##### Given entries #####

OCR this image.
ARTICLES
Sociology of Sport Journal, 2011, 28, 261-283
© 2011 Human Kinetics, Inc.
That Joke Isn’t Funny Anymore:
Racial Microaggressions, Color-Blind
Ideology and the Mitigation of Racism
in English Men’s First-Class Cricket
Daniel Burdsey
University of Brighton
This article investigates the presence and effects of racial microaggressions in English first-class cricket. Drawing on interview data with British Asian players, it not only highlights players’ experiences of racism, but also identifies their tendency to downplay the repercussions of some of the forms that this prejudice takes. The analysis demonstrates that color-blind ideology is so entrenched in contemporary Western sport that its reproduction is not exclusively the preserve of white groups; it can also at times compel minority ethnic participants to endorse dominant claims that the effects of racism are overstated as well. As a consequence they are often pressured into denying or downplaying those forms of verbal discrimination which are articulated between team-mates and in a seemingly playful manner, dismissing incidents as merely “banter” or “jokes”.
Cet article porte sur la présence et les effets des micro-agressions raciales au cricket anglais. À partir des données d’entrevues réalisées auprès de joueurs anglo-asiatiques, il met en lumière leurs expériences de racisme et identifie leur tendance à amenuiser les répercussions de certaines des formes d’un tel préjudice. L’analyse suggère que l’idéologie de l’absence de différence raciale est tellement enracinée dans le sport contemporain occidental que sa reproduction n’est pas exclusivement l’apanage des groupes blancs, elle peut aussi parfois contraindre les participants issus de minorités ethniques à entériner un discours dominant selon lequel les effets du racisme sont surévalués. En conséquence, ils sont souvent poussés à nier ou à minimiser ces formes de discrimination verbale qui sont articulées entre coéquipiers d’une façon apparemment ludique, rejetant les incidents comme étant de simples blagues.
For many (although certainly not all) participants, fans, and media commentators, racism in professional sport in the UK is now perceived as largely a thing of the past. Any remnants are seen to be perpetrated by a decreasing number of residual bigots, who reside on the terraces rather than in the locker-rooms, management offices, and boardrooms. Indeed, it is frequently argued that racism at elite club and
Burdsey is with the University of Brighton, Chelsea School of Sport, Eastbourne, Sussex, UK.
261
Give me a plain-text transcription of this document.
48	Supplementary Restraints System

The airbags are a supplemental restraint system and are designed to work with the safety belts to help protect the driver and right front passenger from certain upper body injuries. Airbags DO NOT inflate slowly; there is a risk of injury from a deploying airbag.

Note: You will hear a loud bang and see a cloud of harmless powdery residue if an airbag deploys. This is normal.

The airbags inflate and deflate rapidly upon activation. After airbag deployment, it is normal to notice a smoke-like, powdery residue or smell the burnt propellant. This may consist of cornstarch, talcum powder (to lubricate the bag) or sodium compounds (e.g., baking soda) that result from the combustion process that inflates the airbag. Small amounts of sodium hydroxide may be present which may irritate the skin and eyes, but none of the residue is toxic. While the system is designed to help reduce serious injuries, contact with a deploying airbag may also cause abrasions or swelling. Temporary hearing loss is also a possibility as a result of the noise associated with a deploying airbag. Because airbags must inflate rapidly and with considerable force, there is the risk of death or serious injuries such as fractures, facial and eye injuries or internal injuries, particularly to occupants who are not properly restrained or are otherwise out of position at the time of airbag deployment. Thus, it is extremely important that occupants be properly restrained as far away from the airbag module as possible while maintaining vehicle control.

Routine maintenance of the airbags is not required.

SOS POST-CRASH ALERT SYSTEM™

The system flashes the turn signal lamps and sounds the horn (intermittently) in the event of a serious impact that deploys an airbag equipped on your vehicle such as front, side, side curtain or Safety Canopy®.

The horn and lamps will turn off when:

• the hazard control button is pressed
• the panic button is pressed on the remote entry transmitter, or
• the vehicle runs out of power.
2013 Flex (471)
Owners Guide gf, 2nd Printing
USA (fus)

#####

What the task asks >>
Look through the entries and find each line that has the string "front". Copy those lines.

Final result >>
The airbags are a supplemental restraint system and are designed to work with the safety belts to help protect the driver and right front passenger from certain upper body injuries. Airbags DO NOT inflate slowly; there is a risk of injury from a deploying airbag.
The system flashes the turn signal lamps and sounds the horn (intermittently) in the event of a serious impact that deploys an airbag equipped on your vehicle such as front, side, side curtain or Safety Canopy®.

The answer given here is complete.